EXTRAIT:
En lançant l’initiative « La Ceinture et la Route » en 2013, la Chine donne un nouveau souffle à ses échanges avec le reste du monde. Cette version moderne des routes de la soie, qui avaient fait la prospérité de la Chine dans un lointain passé, est en train de redessiner le commerce mondial à travers la réalisation d’infrastructures.
BEIJING – À travers l’initiative « La Ceinture et la Route », la République populaire de Chine, pour mieux se connecter aux autres pays, est en train de mailler une bonne partie du monde afin de faciliter le commerce et les échanges. Ce programme d’investissements massifs pour la réalisation d’infrastructures, dénommé aussi « Nouvelles routes de la soie », a été revisité par un diplomate chinois sous le sceau de l’anonymat, au cours d’une séance avec une délégation de journalistes et responsables des médias sénégalais, dimanche dernier.
Lancée en septembre 2013 au Kazakhstan, « La Ceinture et la Route » a permis de porter à 21.000 milliards de dollars le volume total des échanges entre l’Empire du Milieu et ses partenaires, sur une période allant de 2013 à 2023, révèle le diplomate chinois à la retraite. Les investissements directs étrangers du pays ont été portés à plus de 270 milliards de dollars, ajoute-t-il.
Appelée aussi « Les Nouvelles routes de la soie », l’initiative, qui a beaucoup profité à l’Afrique (lire encadré), puise ses racines dans des traces historiques très lointaines. Selon notre interlocuteur, elle trouve son inspiration dans les anciennes routes de la soie et les réseaux commerciaux qui reliaient la Chine à l’Europe. Cela remonte à la dynastie des Qin (221-206 avant Jésus-Christ). Ces axes d’échanges terrestres et maritimes avaient leurs ramifications qui partaient du Sud-Est de la Chine pour se terminer en Méditerranée et en Afrique. Ils permettaient aux Chinois de vendre de la soie, du thé, de la porcelaine, mais aussi d’acheter en retour du café, des épices, des semences. Cette ère florissante, sous le règne de la dynastie Han (206 avant Jésus-Christ), a permis au pays de peser 26 % du Pib mondial, faisant mieux que l’Europe, ajoute notre interlocuteur. La Chine connaît alors un essor économique, et sous cet âge d’or (dynasties Tang et Song, soit de 618 à 1279), elle devient la première puissance économique mondiale, poursuit-il. Mais grâce à la Révolution industrielle, l’Occident comble son retard sur la Chine et finit même par la dépasser.

DONNÉES FOURNIES:
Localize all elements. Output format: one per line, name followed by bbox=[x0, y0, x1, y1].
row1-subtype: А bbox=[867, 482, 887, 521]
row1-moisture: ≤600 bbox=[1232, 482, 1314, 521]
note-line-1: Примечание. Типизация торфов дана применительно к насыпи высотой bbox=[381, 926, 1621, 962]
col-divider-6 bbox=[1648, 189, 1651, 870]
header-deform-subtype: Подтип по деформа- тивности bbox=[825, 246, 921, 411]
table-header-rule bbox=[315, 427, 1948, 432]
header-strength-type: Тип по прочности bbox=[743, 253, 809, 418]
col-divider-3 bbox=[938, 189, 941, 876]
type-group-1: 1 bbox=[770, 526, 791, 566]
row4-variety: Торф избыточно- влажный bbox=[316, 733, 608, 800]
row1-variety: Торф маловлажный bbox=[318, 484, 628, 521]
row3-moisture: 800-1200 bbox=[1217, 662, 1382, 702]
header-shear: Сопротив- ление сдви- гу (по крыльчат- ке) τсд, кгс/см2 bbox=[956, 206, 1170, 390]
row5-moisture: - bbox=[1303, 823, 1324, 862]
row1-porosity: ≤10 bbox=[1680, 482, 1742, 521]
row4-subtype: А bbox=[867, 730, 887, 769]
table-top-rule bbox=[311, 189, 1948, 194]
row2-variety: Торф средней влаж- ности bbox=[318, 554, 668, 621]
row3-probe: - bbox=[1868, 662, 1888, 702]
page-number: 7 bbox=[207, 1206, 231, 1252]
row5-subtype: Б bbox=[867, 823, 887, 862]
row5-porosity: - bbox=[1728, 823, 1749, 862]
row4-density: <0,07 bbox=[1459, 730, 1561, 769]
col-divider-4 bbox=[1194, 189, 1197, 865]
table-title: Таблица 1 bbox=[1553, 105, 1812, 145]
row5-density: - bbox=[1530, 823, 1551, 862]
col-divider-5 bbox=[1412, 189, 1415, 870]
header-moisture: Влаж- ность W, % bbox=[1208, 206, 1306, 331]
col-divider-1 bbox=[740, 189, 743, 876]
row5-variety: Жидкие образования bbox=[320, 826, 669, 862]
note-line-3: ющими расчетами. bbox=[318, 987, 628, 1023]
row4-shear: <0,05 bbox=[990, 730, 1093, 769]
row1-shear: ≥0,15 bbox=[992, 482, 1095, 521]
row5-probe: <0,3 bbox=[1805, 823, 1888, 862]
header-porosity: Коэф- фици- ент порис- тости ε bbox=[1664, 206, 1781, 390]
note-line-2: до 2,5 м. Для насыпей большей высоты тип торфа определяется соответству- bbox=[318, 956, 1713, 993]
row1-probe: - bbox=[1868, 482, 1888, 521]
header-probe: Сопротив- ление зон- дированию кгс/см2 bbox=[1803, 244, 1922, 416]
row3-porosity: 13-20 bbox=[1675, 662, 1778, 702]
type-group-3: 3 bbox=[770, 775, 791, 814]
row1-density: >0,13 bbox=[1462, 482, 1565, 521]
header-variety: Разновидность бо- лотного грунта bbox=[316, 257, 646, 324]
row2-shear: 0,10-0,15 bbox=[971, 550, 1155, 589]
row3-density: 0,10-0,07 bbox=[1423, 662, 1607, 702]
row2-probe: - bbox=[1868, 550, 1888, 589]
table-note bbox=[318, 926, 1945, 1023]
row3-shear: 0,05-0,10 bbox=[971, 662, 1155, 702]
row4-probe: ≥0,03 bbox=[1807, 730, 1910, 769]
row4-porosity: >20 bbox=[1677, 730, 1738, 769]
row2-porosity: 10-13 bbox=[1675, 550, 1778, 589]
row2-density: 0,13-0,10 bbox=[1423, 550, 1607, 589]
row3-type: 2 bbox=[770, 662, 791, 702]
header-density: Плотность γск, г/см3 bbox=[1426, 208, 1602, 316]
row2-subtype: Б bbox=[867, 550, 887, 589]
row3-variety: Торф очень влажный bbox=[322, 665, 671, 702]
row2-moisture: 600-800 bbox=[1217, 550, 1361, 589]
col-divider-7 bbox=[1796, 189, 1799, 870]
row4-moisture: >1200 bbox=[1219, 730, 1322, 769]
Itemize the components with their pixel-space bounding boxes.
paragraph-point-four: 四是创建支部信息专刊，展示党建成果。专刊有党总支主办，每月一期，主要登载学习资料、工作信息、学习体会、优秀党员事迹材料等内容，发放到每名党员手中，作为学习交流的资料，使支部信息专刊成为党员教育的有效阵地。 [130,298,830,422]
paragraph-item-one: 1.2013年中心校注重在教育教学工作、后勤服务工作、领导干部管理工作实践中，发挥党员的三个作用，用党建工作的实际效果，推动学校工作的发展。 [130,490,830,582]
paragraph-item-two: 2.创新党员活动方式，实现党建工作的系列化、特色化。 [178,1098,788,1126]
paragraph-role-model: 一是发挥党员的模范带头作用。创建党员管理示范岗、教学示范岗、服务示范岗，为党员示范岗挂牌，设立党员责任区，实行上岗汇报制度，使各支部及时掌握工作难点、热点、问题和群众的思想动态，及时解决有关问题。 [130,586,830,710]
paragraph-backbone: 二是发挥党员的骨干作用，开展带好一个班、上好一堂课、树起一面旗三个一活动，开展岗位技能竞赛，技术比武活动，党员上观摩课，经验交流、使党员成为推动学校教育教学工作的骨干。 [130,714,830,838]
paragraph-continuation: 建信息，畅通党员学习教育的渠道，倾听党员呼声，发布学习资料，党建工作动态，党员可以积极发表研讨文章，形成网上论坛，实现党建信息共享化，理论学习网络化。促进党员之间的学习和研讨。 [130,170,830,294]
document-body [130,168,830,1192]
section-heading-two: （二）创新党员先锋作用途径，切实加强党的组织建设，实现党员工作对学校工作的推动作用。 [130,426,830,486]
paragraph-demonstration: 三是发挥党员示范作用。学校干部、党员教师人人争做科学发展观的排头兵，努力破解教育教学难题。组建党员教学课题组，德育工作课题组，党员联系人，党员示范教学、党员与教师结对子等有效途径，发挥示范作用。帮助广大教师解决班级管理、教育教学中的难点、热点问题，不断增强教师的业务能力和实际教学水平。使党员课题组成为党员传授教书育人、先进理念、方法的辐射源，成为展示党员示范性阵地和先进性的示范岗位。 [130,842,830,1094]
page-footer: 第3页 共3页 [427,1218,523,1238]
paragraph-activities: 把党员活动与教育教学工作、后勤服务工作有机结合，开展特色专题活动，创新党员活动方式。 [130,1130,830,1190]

CONSIGNE: Reformulez sous forme de liste le paragraphe de l'extrait sur « La Ceinture et la Route » qui commence par « Lancée en septembre 2013 ». Conservez-en les chiffres clés.

RÉPONSE:
- Lancement : septembre 2013, au Kazakhstan.
- Échanges entre la Chine et ses partenaires : 21 000 milliards de dollars au total, de 2013 à 2023.
- Investissements directs étrangers de la Chine : plus de 270 milliards de dollars.
- Source des chiffres : un diplomate chinois à la retraite.